Extracted records
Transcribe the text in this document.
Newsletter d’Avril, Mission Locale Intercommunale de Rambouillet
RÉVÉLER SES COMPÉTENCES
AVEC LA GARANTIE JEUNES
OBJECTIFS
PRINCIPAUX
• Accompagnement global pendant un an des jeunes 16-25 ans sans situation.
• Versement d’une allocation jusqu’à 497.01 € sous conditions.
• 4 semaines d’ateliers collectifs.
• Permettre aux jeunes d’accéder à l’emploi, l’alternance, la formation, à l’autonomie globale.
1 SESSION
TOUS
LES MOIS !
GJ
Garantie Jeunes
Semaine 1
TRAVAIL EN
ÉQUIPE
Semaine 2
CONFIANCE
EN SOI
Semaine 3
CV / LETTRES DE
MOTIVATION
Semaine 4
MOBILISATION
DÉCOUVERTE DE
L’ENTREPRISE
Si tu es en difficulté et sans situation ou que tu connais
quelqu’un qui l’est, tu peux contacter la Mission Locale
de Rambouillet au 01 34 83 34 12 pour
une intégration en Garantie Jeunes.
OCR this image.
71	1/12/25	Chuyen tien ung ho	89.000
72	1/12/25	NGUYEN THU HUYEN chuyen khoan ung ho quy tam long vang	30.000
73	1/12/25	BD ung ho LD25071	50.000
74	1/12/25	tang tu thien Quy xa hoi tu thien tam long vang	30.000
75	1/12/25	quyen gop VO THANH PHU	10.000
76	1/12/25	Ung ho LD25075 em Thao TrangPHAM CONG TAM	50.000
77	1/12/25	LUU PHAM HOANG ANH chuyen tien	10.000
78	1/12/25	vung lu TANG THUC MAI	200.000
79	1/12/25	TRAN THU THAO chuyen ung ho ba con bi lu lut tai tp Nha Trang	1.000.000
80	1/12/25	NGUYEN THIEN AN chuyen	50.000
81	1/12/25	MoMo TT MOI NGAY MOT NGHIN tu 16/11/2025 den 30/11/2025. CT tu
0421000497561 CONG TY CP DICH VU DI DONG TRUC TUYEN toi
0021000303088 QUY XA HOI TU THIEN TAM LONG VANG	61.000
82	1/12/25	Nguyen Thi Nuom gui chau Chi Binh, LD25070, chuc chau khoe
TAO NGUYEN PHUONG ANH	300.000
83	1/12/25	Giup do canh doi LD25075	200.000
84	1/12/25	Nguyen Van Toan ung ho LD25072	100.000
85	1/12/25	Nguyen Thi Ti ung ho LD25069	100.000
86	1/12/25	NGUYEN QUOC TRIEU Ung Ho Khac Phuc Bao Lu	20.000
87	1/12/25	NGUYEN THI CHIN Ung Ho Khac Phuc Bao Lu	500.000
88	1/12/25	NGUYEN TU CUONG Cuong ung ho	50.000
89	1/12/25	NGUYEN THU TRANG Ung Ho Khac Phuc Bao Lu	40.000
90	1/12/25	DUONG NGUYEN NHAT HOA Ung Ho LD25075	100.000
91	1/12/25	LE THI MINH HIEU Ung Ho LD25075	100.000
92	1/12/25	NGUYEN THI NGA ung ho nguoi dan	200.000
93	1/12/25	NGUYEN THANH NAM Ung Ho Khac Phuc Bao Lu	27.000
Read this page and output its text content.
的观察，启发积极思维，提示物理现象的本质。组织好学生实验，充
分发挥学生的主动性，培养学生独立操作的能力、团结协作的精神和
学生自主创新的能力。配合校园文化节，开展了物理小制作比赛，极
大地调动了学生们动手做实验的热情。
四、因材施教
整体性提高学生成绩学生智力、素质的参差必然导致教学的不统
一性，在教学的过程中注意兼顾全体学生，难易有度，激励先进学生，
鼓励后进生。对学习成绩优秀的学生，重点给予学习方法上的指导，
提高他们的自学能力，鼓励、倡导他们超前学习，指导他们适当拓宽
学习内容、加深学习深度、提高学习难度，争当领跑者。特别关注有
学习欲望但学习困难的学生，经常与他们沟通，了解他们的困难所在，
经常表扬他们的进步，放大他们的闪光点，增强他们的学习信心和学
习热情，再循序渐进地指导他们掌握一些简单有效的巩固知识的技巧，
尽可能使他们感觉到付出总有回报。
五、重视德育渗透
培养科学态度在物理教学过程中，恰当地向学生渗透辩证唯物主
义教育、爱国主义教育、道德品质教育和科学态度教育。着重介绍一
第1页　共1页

* **Aim**
Everything in the listing above should be restated exactly.

* **Response to this task**
Transcribe the text in this document.
Newsletter d’Avril, Mission Locale Intercommunale de Rambouillet
RÉVÉLER SES COMPÉTENCES
AVEC LA GARANTIE JEUNES
OBJECTIFS
PRINCIPAUX
• Accompagnement global pendant un an des jeunes 16-25 ans sans situation.
• Versement d’une allocation jusqu’à 497.01 € sous conditions.
• 4 semaines d’ateliers collectifs.
• Permettre aux jeunes d’accéder à l’emploi, l’alternance, la formation, à l’autonomie globale.
1 SESSION
TOUS
LES MOIS !
GJ
Garantie Jeunes
Semaine 1
TRAVAIL EN
ÉQUIPE
Semaine 2
CONFIANCE
EN SOI
Semaine 3
CV / LETTRES DE
MOTIVATION
Semaine 4
MOBILISATION
DÉCOUVERTE DE
L’ENTREPRISE
Si tu es en difficulté et sans situation ou que tu connais
quelqu’un qui l’est, tu peux contacter la Mission Locale
de Rambouillet au 01 34 83 34 12 pour
une intégration en Garantie Jeunes.
OCR this image.
71	1/12/25	Chuyen tien ung ho	89.000
72	1/12/25	NGUYEN THU HUYEN chuyen khoan ung ho quy tam long vang	30.000
73	1/12/25	BD ung ho LD25071	50.000
74	1/12/25	tang tu thien Quy xa hoi tu thien tam long vang	30.000
75	1/12/25	quyen gop VO THANH PHU	10.000
76	1/12/25	Ung ho LD25075 em Thao TrangPHAM CONG TAM	50.000
77	1/12/25	LUU PHAM HOANG ANH chuyen tien	10.000
78	1/12/25	vung lu TANG THUC MAI	200.000
79	1/12/25	TRAN THU THAO chuyen ung ho ba con bi lu lut tai tp Nha Trang	1.000.000
80	1/12/25	NGUYEN THIEN AN chuyen	50.000
81	1/12/25	MoMo TT MOI NGAY MOT NGHIN tu 16/11/2025 den 30/11/2025. CT tu
0421000497561 CONG TY CP DICH VU DI DONG TRUC TUYEN toi
0021000303088 QUY XA HOI TU THIEN TAM LONG VANG	61.000
82	1/12/25	Nguyen Thi Nuom gui chau Chi Binh, LD25070, chuc chau khoe
TAO NGUYEN PHUONG ANH	300.000
83	1/12/25	Giup do canh doi LD25075	200.000
84	1/12/25	Nguyen Van Toan ung ho LD25072	100.000
85	1/12/25	Nguyen Thi Ti ung ho LD25069	100.000
86	1/12/25	NGUYEN QUOC TRIEU Ung Ho Khac Phuc Bao Lu	20.000
87	1/12/25	NGUYEN THI CHIN Ung Ho Khac Phuc Bao Lu	500.000
88	1/12/25	NGUYEN TU CUONG Cuong ung ho	50.000
89	1/12/25	NGUYEN THU TRANG Ung Ho Khac Phuc Bao Lu	40.000
90	1/12/25	DUONG NGUYEN NHAT HOA Ung Ho LD25075	100.000
91	1/12/25	LE THI MINH HIEU Ung Ho LD25075	100.000
92	1/12/25	NGUYEN THI NGA ung ho nguoi dan	200.000
93	1/12/25	NGUYEN THANH NAM Ung Ho Khac Phuc Bao Lu	27.000
Read this page and output its text content.
的观察，启发积极思维，提示物理现象的本质。组织好学生实验，充
分发挥学生的主动性，培养学生独立操作的能力、团结协作的精神和
学生自主创新的能力。配合校园文化节，开展了物理小制作比赛，极
大地调动了学生们动手做实验的热情。
四、因材施教
整体性提高学生成绩学生智力、素质的参差必然导致教学的不统
一性，在教学的过程中注意兼顾全体学生，难易有度，激励先进学生，
鼓励后进生。对学习成绩优秀的学生，重点给予学习方法上的指导，
提高他们的自学能力，鼓励、倡导他们超前学习，指导他们适当拓宽
学习内容、加深学习深度、提高学习难度，争当领跑者。特别关注有
学习欲望但学习困难的学生，经常与他们沟通，了解他们的困难所在，
经常表扬他们的进步，放大他们的闪光点，增强他们的学习信心和学
习热情，再循序渐进地指导他们掌握一些简单有效的巩固知识的技巧，
尽可能使他们感觉到付出总有回报。
五、重视德育渗透
培养科学态度在物理教学过程中，恰当地向学生渗透辩证唯物主
义教育、爱国主义教育、道德品质教育和科学态度教育。着重介绍一
第1页　共1页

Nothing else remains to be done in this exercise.